- _Input data_
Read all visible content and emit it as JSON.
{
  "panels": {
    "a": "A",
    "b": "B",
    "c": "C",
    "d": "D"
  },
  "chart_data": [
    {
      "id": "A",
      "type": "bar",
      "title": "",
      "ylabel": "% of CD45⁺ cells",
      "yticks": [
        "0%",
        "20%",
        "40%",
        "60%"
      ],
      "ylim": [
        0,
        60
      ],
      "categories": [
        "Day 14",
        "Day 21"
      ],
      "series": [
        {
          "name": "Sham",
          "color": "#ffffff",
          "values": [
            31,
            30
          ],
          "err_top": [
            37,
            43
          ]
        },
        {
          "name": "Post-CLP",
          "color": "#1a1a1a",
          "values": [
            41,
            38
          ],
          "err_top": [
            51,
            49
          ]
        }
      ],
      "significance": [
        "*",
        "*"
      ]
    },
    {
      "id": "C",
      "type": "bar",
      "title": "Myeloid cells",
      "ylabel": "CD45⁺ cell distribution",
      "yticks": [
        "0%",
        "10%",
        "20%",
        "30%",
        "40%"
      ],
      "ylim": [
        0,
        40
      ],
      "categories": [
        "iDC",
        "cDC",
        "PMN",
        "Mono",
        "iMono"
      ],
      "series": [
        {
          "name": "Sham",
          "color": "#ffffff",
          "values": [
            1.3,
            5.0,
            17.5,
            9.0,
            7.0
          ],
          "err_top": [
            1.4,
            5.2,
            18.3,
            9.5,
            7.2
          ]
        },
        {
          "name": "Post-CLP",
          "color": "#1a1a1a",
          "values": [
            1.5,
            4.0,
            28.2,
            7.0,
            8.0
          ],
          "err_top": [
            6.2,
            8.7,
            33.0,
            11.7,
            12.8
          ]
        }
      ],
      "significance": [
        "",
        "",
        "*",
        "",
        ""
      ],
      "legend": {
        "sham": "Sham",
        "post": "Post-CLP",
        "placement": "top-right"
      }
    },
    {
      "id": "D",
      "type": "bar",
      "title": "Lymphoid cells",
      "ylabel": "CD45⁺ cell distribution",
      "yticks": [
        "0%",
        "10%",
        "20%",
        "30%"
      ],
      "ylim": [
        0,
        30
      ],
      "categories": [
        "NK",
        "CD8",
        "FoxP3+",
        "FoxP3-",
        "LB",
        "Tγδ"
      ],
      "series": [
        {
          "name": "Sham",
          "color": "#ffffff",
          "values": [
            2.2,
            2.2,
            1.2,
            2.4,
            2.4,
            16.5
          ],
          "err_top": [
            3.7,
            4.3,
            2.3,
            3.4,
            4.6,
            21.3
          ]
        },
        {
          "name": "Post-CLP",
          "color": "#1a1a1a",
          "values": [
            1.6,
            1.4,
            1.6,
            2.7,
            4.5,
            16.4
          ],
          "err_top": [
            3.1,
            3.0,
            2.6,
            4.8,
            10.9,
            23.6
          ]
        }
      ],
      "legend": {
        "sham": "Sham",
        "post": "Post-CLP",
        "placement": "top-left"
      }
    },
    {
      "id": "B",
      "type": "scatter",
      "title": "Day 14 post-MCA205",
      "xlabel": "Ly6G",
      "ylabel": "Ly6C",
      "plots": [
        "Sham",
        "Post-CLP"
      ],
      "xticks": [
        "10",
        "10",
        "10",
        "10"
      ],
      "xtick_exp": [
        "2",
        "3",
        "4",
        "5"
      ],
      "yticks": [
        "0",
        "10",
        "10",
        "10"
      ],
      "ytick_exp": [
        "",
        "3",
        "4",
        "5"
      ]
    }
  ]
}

- _What the task asks_
Repeat the entries. Keep each one exactly as written.

- _Answer to this task_
Read all visible content and emit it as JSON.
{
  "panels": {
    "a": "A",
    "b": "B",
    "c": "C",
    "d": "D"
  },
  "chart_data": [
    {
      "id": "A",
      "type": "bar",
      "title": "",
      "ylabel": "% of CD45⁺ cells",
      "yticks": [
        "0%",
        "20%",
        "40%",
        "60%"
      ],
      "ylim": [
        0,
        60
      ],
      "categories": [
        "Day 14",
        "Day 21"
      ],
      "series": [
        {
          "name": "Sham",
          "color": "#ffffff",
          "values": [
            31,
            30
          ],
          "err_top": [
            37,
            43
          ]
        },
        {
          "name": "Post-CLP",
          "color": "#1a1a1a",
          "values": [
            41,
            38
          ],
          "err_top": [
            51,
            49
          ]
        }
      ],
      "significance": [
        "*",
        "*"
      ]
    },
    {
      "id": "C",
      "type": "bar",
      "title": "Myeloid cells",
      "ylabel": "CD45⁺ cell distribution",
      "yticks": [
        "0%",
        "10%",
        "20%",
        "30%",
        "40%"
      ],
      "ylim": [
        0,
        40
      ],
      "categories": [
        "iDC",
        "cDC",
        "PMN",
        "Mono",
        "iMono"
      ],
      "series": [
        {
          "name": "Sham",
          "color": "#ffffff",
          "values": [
            1.3,
            5.0,
            17.5,
            9.0,
            7.0
          ],
          "err_top": [
            1.4,
            5.2,
            18.3,
            9.5,
            7.2
          ]
        },
        {
          "name": "Post-CLP",
          "color": "#1a1a1a",
          "values": [
            1.5,
            4.0,
            28.2,
            7.0,
            8.0
          ],
          "err_top": [
            6.2,
            8.7,
            33.0,
            11.7,
            12.8
          ]
        }
      ],
      "significance": [
        "",
        "",
        "*",
        "",
        ""
      ],
      "legend": {
        "sham": "Sham",
        "post": "Post-CLP",
        "placement": "top-right"
      }
    },
    {
      "id": "D",
      "type": "bar",
      "title": "Lymphoid cells",
      "ylabel": "CD45⁺ cell distribution",
      "yticks": [
        "0%",
        "10%",
        "20%",
        "30%"
      ],
      "ylim": [
        0,
        30
      ],
      "categories": [
        "NK",
        "CD8",
        "FoxP3+",
        "FoxP3-",
        "LB",
        "Tγδ"
      ],
      "series": [
        {
          "name": "Sham",
          "color": "#ffffff",
          "values": [
            2.2,
            2.2,
            1.2,
            2.4,
            2.4,
            16.5
          ],
          "err_top": [
            3.7,
            4.3,
            2.3,
            3.4,
            4.6,
            21.3
          ]
        },
        {
          "name": "Post-CLP",
          "color": "#1a1a1a",
          "values": [
            1.6,
            1.4,
            1.6,
            2.7,
            4.5,
            16.4
          ],
          "err_top": [
            3.1,
            3.0,
            2.6,
            4.8,
            10.9,
            23.6
          ]
        }
      ],
      "legend": {
        "sham": "Sham",
        "post": "Post-CLP",
        "placement": "top-left"
      }
    },
    {
      "id": "B",
      "type": "scatter",
      "title": "Day 14 post-MCA205",
      "xlabel": "Ly6G",
      "ylabel": "Ly6C",
      "plots": [
        "Sham",
        "Post-CLP"
      ],
      "xticks": [
        "10",
        "10",
        "10",
        "10"
      ],
      "xtick_exp": [
        "2",
        "3",
        "4",
        "5"
      ],
      "yticks": [
        "0",
        "10",
        "10",
        "10"
      ],
      "ytick_exp": [
        "",
        "3",
        "4",
        "5"
      ]
    }
  ]
}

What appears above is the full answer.